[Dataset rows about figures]
^^^^^^^^^^^^^^^^

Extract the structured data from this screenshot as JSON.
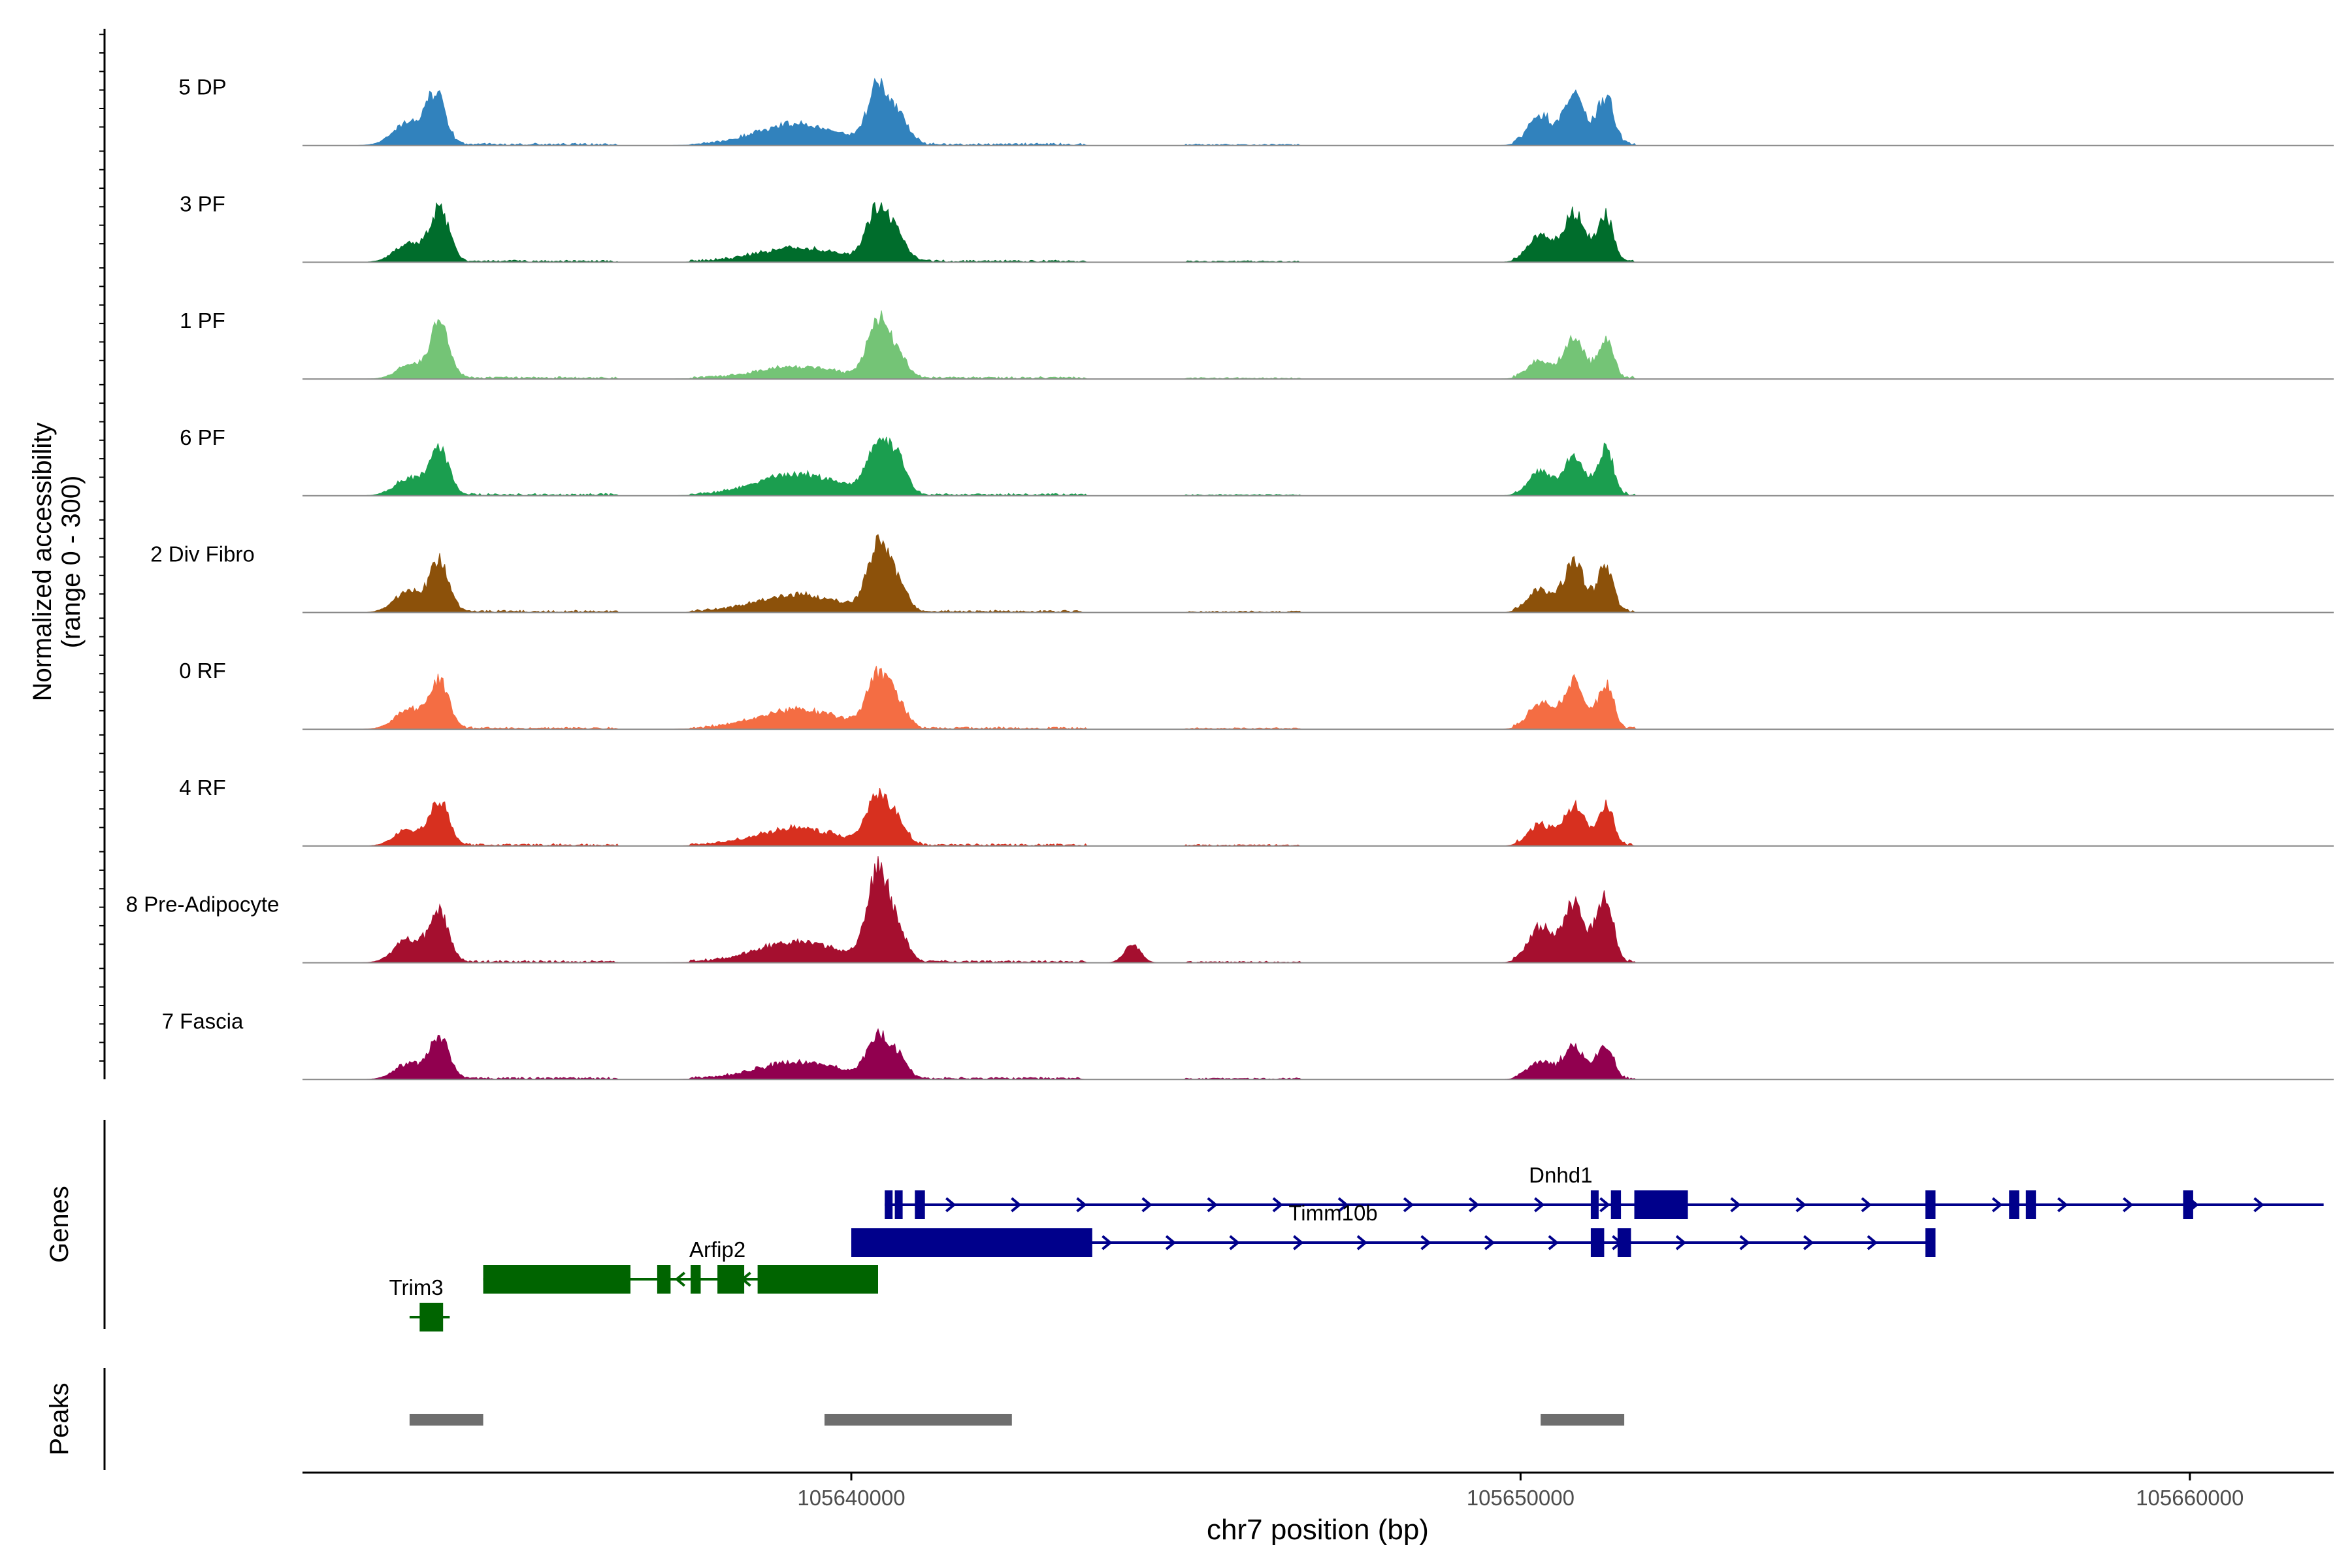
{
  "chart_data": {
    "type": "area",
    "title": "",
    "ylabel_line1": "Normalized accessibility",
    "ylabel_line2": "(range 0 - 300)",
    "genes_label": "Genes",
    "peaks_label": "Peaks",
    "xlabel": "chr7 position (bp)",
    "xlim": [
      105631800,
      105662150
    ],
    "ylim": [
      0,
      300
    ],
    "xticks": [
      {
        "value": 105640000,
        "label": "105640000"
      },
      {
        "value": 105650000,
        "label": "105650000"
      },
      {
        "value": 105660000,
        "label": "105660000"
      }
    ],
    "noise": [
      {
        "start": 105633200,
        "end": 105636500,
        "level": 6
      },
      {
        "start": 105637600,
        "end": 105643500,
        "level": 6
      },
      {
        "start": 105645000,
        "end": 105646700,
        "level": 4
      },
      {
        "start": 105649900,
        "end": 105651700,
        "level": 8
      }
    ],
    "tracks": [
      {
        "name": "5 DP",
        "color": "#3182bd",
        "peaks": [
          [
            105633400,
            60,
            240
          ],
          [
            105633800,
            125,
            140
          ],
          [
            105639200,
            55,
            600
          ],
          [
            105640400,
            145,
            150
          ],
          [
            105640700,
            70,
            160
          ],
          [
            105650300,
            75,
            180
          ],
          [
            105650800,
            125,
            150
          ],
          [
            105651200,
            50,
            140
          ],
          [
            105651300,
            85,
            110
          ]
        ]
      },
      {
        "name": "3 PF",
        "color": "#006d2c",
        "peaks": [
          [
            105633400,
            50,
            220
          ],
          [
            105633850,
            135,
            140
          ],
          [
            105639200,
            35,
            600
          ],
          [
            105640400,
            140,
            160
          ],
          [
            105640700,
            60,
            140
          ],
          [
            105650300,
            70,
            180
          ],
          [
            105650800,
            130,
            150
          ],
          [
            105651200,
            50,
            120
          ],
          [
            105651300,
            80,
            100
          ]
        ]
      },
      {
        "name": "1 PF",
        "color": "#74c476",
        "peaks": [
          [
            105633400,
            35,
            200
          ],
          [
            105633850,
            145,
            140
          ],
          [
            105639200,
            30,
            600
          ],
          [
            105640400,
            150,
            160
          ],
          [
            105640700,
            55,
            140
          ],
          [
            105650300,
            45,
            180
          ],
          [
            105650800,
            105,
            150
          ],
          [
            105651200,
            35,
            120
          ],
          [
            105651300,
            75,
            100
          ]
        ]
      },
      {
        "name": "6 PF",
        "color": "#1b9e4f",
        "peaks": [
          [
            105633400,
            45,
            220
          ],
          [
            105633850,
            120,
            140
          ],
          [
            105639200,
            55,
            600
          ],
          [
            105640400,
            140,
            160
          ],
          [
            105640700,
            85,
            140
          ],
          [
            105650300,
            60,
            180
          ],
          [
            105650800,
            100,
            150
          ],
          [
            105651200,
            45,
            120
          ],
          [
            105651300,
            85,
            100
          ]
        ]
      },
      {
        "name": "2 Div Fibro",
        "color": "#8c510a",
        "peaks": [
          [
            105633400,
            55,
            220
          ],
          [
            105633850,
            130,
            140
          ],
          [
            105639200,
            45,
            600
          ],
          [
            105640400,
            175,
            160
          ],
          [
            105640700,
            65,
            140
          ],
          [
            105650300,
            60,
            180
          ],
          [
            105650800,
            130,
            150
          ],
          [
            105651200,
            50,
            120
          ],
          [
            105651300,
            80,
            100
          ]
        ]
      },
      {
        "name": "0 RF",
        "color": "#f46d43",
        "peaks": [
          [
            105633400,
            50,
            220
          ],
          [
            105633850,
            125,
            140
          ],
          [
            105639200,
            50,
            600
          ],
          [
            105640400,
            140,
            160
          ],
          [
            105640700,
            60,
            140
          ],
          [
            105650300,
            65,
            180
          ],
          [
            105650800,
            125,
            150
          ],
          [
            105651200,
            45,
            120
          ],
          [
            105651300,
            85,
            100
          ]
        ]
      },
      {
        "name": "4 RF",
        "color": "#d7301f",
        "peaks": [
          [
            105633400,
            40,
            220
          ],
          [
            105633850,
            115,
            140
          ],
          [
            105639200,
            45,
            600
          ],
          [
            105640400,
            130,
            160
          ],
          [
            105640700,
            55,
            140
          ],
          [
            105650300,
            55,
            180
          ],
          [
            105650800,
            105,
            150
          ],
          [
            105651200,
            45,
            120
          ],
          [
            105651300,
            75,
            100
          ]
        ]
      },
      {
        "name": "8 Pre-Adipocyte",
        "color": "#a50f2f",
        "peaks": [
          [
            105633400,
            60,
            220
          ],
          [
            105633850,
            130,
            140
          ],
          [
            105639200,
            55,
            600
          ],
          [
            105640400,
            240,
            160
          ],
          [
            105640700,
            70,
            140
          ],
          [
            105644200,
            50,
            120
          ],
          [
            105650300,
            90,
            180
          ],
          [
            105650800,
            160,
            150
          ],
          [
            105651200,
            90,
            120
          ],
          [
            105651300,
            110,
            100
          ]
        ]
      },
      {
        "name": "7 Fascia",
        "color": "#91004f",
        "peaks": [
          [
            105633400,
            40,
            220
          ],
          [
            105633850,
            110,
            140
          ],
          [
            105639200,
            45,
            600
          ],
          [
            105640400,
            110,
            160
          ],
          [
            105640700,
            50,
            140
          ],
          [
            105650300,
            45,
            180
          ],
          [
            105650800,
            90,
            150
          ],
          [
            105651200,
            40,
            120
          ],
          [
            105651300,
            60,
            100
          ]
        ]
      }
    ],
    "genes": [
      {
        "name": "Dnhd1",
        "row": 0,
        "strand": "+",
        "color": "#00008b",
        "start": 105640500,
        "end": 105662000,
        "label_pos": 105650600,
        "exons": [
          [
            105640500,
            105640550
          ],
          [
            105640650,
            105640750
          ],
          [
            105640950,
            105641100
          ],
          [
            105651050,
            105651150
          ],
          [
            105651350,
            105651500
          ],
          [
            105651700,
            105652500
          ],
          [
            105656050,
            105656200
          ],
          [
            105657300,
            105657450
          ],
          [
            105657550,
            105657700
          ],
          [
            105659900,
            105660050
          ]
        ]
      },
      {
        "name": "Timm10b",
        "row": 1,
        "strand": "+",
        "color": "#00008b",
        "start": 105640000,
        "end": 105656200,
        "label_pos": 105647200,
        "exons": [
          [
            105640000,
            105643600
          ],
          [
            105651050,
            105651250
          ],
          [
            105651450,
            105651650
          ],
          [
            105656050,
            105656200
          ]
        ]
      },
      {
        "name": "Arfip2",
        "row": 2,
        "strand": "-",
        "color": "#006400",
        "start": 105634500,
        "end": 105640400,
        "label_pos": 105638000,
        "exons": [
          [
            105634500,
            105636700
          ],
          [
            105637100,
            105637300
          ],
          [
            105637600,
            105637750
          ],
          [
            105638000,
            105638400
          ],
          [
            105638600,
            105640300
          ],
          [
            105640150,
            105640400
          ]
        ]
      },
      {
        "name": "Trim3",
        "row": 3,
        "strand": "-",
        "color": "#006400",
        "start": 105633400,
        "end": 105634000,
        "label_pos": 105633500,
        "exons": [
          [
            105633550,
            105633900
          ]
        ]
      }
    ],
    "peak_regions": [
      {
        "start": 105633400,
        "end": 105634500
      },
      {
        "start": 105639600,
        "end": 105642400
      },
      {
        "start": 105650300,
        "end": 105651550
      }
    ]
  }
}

^^^^^^^^^^^^^^^^

- [What is required]
What is needed is a word-for-word copy of the records above, excluding pictures.

- [Solved problem]
Extract the structured data from this screenshot as JSON.
{
  "chart_data": {
    "type": "area",
    "title": "",
    "ylabel_line1": "Normalized accessibility",
    "ylabel_line2": "(range 0 - 300)",
    "genes_label": "Genes",
    "peaks_label": "Peaks",
    "xlabel": "chr7 position (bp)",
    "xlim": [
      105631800,
      105662150
    ],
    "ylim": [
      0,
      300
    ],
    "xticks": [
      {
        "value": 105640000,
        "label": "105640000"
      },
      {
        "value": 105650000,
        "label": "105650000"
      },
      {
        "value": 105660000,
        "label": "105660000"
      }
    ],
    "noise": [
      {
        "start": 105633200,
        "end": 105636500,
        "level": 6
      },
      {
        "start": 105637600,
        "end": 105643500,
        "level": 6
      },
      {
        "start": 105645000,
        "end": 105646700,
        "level": 4
      },
      {
        "start": 105649900,
        "end": 105651700,
        "level": 8
      }
    ],
    "tracks": [
      {
        "name": "5 DP",
        "color": "#3182bd",
        "peaks": [
          [
            105633400,
            60,
            240
          ],
          [
            105633800,
            125,
            140
          ],
          [
            105639200,
            55,
            600
          ],
          [
            105640400,
            145,
            150
          ],
          [
            105640700,
            70,
            160
          ],
          [
            105650300,
            75,
            180
          ],
          [
            105650800,
            125,
            150
          ],
          [
            105651200,
            50,
            140
          ],
          [
            105651300,
            85,
            110
          ]
        ]
      },
      {
        "name": "3 PF",
        "color": "#006d2c",
        "peaks": [
          [
            105633400,
            50,
            220
          ],
          [
            105633850,
            135,
            140
          ],
          [
            105639200,
            35,
            600
          ],
          [
            105640400,
            140,
            160
          ],
          [
            105640700,
            60,
            140
          ],
          [
            105650300,
            70,
            180
          ],
          [
            105650800,
            130,
            150
          ],
          [
            105651200,
            50,
            120
          ],
          [
            105651300,
            80,
            100
          ]
        ]
      },
      {
        "name": "1 PF",
        "color": "#74c476",
        "peaks": [
          [
            105633400,
            35,
            200
          ],
          [
            105633850,
            145,
            140
          ],
          [
            105639200,
            30,
            600
          ],
          [
            105640400,
            150,
            160
          ],
          [
            105640700,
            55,
            140
          ],
          [
            105650300,
            45,
            180
          ],
          [
            105650800,
            105,
            150
          ],
          [
            105651200,
            35,
            120
          ],
          [
            105651300,
            75,
            100
          ]
        ]
      },
      {
        "name": "6 PF",
        "color": "#1b9e4f",
        "peaks": [
          [
            105633400,
            45,
            220
          ],
          [
            105633850,
            120,
            140
          ],
          [
            105639200,
            55,
            600
          ],
          [
            105640400,
            140,
            160
          ],
          [
            105640700,
            85,
            140
          ],
          [
            105650300,
            60,
            180
          ],
          [
            105650800,
            100,
            150
          ],
          [
            105651200,
            45,
            120
          ],
          [
            105651300,
            85,
            100
          ]
        ]
      },
      {
        "name": "2 Div Fibro",
        "color": "#8c510a",
        "peaks": [
          [
            105633400,
            55,
            220
          ],
          [
            105633850,
            130,
            140
          ],
          [
            105639200,
            45,
            600
          ],
          [
            105640400,
            175,
            160
          ],
          [
            105640700,
            65,
            140
          ],
          [
            105650300,
            60,
            180
          ],
          [
            105650800,
            130,
            150
          ],
          [
            105651200,
            50,
            120
          ],
          [
            105651300,
            80,
            100
          ]
        ]
      },
      {
        "name": "0 RF",
        "color": "#f46d43",
        "peaks": [
          [
            105633400,
            50,
            220
          ],
          [
            105633850,
            125,
            140
          ],
          [
            105639200,
            50,
            600
          ],
          [
            105640400,
            140,
            160
          ],
          [
            105640700,
            60,
            140
          ],
          [
            105650300,
            65,
            180
          ],
          [
            105650800,
            125,
            150
          ],
          [
            105651200,
            45,
            120
          ],
          [
            105651300,
            85,
            100
          ]
        ]
      },
      {
        "name": "4 RF",
        "color": "#d7301f",
        "peaks": [
          [
            105633400,
            40,
            220
          ],
          [
            105633850,
            115,
            140
          ],
          [
            105639200,
            45,
            600
          ],
          [
            105640400,
            130,
            160
          ],
          [
            105640700,
            55,
            140
          ],
          [
            105650300,
            55,
            180
          ],
          [
            105650800,
            105,
            150
          ],
          [
            105651200,
            45,
            120
          ],
          [
            105651300,
            75,
            100
          ]
        ]
      },
      {
        "name": "8 Pre-Adipocyte",
        "color": "#a50f2f",
        "peaks": [
          [
            105633400,
            60,
            220
          ],
          [
            105633850,
            130,
            140
          ],
          [
            105639200,
            55,
            600
          ],
          [
            105640400,
            240,
            160
          ],
          [
            105640700,
            70,
            140
          ],
          [
            105644200,
            50,
            120
          ],
          [
            105650300,
            90,
            180
          ],
          [
            105650800,
            160,
            150
          ],
          [
            105651200,
            90,
            120
          ],
          [
            105651300,
            110,
            100
          ]
        ]
      },
      {
        "name": "7 Fascia",
        "color": "#91004f",
        "peaks": [
          [
            105633400,
            40,
            220
          ],
          [
            105633850,
            110,
            140
          ],
          [
            105639200,
            45,
            600
          ],
          [
            105640400,
            110,
            160
          ],
          [
            105640700,
            50,
            140
          ],
          [
            105650300,
            45,
            180
          ],
          [
            105650800,
            90,
            150
          ],
          [
            105651200,
            40,
            120
          ],
          [
            105651300,
            60,
            100
          ]
        ]
      }
    ],
    "genes": [
      {
        "name": "Dnhd1",
        "row": 0,
        "strand": "+",
        "color": "#00008b",
        "start": 105640500,
        "end": 105662000,
        "label_pos": 105650600,
        "exons": [
          [
            105640500,
            105640550
          ],
          [
            105640650,
            105640750
          ],
          [
            105640950,
            105641100
          ],
          [
            105651050,
            105651150
          ],
          [
            105651350,
            105651500
          ],
          [
            105651700,
            105652500
          ],
          [
            105656050,
            105656200
          ],
          [
            105657300,
            105657450
          ],
          [
            105657550,
            105657700
          ],
          [
            105659900,
            105660050
          ]
        ]
      },
      {
        "name": "Timm10b",
        "row": 1,
        "strand": "+",
        "color": "#00008b",
        "start": 105640000,
        "end": 105656200,
        "label_pos": 105647200,
        "exons": [
          [
            105640000,
            105643600
          ],
          [
            105651050,
            105651250
          ],
          [
            105651450,
            105651650
          ],
          [
            105656050,
            105656200
          ]
        ]
      },
      {
        "name": "Arfip2",
        "row": 2,
        "strand": "-",
        "color": "#006400",
        "start": 105634500,
        "end": 105640400,
        "label_pos": 105638000,
        "exons": [
          [
            105634500,
            105636700
          ],
          [
            105637100,
            105637300
          ],
          [
            105637600,
            105637750
          ],
          [
            105638000,
            105638400
          ],
          [
            105638600,
            105640300
          ],
          [
            105640150,
            105640400
          ]
        ]
      },
      {
        "name": "Trim3",
        "row": 3,
        "strand": "-",
        "color": "#006400",
        "start": 105633400,
        "end": 105634000,
        "label_pos": 105633500,
        "exons": [
          [
            105633550,
            105633900
          ]
        ]
      }
    ],
    "peak_regions": [
      {
        "start": 105633400,
        "end": 105634500
      },
      {
        "start": 105639600,
        "end": 105642400
      },
      {
        "start": 105650300,
        "end": 105651550
      }
    ]
  }
}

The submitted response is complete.